▶ **EXERCISE TASK**
Please copy exactly the lines that begin with the one containing "OCR this image." and end with the last line of the entries.

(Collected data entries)
________________________
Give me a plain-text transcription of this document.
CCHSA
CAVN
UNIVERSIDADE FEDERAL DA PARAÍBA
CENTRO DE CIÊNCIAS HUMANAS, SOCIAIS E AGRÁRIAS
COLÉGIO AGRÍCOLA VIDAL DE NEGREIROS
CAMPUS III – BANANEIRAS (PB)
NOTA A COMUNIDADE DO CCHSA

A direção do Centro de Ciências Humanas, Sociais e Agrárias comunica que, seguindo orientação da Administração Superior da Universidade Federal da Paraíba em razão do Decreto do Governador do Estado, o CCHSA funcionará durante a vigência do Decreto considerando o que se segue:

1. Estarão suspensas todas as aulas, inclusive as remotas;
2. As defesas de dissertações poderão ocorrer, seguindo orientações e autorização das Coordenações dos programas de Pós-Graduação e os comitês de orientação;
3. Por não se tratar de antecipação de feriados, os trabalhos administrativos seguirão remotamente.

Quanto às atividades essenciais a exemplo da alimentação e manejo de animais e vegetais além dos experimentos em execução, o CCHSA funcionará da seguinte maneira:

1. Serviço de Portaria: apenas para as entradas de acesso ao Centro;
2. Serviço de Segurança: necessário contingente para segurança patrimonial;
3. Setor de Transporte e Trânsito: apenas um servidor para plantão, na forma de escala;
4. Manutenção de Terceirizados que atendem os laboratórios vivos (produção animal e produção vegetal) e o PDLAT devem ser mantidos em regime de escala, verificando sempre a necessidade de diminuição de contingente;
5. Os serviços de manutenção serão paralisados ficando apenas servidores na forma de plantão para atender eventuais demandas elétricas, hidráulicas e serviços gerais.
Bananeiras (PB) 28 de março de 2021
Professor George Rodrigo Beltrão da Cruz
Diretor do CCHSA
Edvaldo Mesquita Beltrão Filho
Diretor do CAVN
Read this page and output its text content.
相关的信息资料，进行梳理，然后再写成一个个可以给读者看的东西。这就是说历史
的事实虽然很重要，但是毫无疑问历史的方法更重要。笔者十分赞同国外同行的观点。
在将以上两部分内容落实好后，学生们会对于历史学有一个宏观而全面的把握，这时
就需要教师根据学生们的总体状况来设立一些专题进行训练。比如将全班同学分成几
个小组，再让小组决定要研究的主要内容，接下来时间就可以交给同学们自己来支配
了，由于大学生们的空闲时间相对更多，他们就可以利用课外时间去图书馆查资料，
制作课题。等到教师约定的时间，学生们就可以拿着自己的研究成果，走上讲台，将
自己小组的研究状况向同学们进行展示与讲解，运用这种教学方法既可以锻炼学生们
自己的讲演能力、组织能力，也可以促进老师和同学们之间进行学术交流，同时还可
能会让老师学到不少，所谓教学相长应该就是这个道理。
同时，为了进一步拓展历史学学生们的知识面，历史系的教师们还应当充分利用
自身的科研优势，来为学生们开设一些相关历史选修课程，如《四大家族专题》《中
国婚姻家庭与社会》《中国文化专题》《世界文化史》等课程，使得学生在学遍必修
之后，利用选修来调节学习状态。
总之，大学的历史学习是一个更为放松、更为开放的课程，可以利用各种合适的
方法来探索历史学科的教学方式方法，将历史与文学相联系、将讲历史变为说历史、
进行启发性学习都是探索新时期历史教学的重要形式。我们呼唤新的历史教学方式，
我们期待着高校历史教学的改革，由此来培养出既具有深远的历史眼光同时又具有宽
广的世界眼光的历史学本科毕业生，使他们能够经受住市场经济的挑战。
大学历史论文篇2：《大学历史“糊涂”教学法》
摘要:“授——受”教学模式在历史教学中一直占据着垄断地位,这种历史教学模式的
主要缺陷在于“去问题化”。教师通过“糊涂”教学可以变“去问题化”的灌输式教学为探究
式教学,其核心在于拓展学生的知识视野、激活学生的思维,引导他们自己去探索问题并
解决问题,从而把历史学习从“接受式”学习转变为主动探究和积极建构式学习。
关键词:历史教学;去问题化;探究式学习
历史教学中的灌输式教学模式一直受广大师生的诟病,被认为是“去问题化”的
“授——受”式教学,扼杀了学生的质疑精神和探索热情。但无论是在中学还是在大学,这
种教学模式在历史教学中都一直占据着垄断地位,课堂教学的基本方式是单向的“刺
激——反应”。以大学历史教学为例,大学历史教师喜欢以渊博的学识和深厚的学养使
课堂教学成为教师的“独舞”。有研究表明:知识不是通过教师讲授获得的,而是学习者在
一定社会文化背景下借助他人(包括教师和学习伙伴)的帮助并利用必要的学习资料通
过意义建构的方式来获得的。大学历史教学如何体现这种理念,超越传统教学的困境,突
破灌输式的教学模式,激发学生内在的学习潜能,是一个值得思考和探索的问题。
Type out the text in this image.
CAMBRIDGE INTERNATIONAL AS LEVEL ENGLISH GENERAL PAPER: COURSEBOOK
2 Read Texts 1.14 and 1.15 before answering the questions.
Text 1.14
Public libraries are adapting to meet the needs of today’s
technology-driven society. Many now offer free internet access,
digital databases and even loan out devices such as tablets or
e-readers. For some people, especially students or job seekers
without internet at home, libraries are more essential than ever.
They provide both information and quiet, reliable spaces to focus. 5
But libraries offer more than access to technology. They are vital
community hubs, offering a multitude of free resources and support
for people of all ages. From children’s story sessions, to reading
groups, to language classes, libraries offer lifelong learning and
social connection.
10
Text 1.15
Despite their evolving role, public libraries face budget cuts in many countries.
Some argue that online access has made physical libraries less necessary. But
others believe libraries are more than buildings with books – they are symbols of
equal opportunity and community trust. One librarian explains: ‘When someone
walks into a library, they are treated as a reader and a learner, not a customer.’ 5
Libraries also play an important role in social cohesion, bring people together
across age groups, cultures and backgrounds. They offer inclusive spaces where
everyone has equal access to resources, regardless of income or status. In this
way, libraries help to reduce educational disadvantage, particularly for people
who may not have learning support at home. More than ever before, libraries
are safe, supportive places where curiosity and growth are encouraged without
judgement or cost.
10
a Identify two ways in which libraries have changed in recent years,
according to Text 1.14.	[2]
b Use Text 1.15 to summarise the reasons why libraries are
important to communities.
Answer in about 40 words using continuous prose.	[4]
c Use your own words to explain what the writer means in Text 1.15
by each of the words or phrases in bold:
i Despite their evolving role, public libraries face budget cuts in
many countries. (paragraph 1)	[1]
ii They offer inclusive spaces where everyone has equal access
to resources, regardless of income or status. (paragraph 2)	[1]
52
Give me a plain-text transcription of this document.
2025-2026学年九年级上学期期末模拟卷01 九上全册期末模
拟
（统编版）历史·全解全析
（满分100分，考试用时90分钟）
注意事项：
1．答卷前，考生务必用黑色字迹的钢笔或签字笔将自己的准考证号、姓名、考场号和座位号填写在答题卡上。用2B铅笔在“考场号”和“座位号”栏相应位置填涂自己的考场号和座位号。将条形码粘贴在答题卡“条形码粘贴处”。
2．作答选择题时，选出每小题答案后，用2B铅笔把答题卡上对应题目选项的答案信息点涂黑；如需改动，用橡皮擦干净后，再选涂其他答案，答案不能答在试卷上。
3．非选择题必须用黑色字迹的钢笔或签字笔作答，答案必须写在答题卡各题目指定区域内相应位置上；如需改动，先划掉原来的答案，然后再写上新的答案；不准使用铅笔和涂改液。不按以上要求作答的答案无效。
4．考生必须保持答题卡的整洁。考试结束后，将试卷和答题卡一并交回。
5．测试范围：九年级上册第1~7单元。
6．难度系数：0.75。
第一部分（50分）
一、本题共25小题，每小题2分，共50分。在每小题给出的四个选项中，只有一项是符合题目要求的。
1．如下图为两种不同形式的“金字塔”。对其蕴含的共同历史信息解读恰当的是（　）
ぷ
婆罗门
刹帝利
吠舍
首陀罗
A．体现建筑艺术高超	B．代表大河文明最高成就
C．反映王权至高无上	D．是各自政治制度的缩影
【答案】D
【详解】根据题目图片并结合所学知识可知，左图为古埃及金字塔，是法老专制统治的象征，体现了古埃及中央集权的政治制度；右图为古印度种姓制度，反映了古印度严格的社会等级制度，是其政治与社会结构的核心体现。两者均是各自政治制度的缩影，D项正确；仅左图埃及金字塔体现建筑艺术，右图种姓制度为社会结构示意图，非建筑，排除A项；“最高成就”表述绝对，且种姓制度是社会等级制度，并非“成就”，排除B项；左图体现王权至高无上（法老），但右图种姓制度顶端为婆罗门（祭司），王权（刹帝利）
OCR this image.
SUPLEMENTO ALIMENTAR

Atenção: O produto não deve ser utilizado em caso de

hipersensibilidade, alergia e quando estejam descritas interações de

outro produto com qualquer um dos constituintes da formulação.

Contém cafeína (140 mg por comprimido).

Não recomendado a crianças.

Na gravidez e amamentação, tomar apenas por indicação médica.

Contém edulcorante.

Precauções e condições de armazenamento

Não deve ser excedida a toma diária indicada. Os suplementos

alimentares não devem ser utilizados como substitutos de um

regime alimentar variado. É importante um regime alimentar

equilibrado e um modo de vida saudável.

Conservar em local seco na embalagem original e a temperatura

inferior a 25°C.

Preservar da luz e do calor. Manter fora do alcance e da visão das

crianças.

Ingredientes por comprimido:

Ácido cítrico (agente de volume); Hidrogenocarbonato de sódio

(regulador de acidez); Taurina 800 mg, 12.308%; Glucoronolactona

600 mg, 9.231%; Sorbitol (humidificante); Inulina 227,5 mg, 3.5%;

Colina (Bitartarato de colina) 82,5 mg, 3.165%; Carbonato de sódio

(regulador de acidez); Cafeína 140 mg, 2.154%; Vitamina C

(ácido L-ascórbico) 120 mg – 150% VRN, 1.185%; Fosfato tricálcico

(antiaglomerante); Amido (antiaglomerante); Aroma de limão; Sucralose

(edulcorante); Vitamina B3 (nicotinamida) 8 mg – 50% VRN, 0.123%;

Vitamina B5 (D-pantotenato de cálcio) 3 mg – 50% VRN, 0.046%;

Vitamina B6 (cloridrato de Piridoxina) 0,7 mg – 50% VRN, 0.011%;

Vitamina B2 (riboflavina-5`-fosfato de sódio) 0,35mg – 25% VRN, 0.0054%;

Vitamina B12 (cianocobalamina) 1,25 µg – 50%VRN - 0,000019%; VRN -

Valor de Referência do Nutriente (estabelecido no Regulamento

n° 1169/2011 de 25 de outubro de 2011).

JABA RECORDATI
________________________
▶ **WORKED ANSWER**
OCR this image.
SUPLEMENTO ALIMENTAR

Atenção: O produto não deve ser utilizado em caso de

hipersensibilidade, alergia e quando estejam descritas interações de

outro produto com qualquer um dos constituintes da formulação.

Contém cafeína (140 mg por comprimido).

Não recomendado a crianças.

Na gravidez e amamentação, tomar apenas por indicação médica.

Contém edulcorante.

Precauções e condições de armazenamento

Não deve ser excedida a toma diária indicada. Os suplementos

alimentares não devem ser utilizados como substitutos de um

regime alimentar variado. É importante um regime alimentar

equilibrado e um modo de vida saudável.

Conservar em local seco na embalagem original e a temperatura

inferior a 25°C.

Preservar da luz e do calor. Manter fora do alcance e da visão das

crianças.

Ingredientes por comprimido:

Ácido cítrico (agente de volume); Hidrogenocarbonato de sódio

(regulador de acidez); Taurina 800 mg, 12.308%; Glucoronolactona

600 mg, 9.231%; Sorbitol (humidificante); Inulina 227,5 mg, 3.5%;

Colina (Bitartarato de colina) 82,5 mg, 3.165%; Carbonato de sódio

(regulador de acidez); Cafeína 140 mg, 2.154%; Vitamina C

(ácido L-ascórbico) 120 mg – 150% VRN, 1.185%; Fosfato tricálcico

(antiaglomerante); Amido (antiaglomerante); Aroma de limão; Sucralose

(edulcorante); Vitamina B3 (nicotinamida) 8 mg – 50% VRN, 0.123%;

Vitamina B5 (D-pantotenato de cálcio) 3 mg – 50% VRN, 0.046%;

Vitamina B6 (cloridrato de Piridoxina) 0,7 mg – 50% VRN, 0.011%;

Vitamina B2 (riboflavina-5`-fosfato de sódio) 0,35mg – 25% VRN, 0.0054%;

Vitamina B12 (cianocobalamina) 1,25 µg – 50%VRN - 0,000019%; VRN -

Valor de Referência do Nutriente (estabelecido no Regulamento

n° 1169/2011 de 25 de outubro de 2011).

JABA RECORDATI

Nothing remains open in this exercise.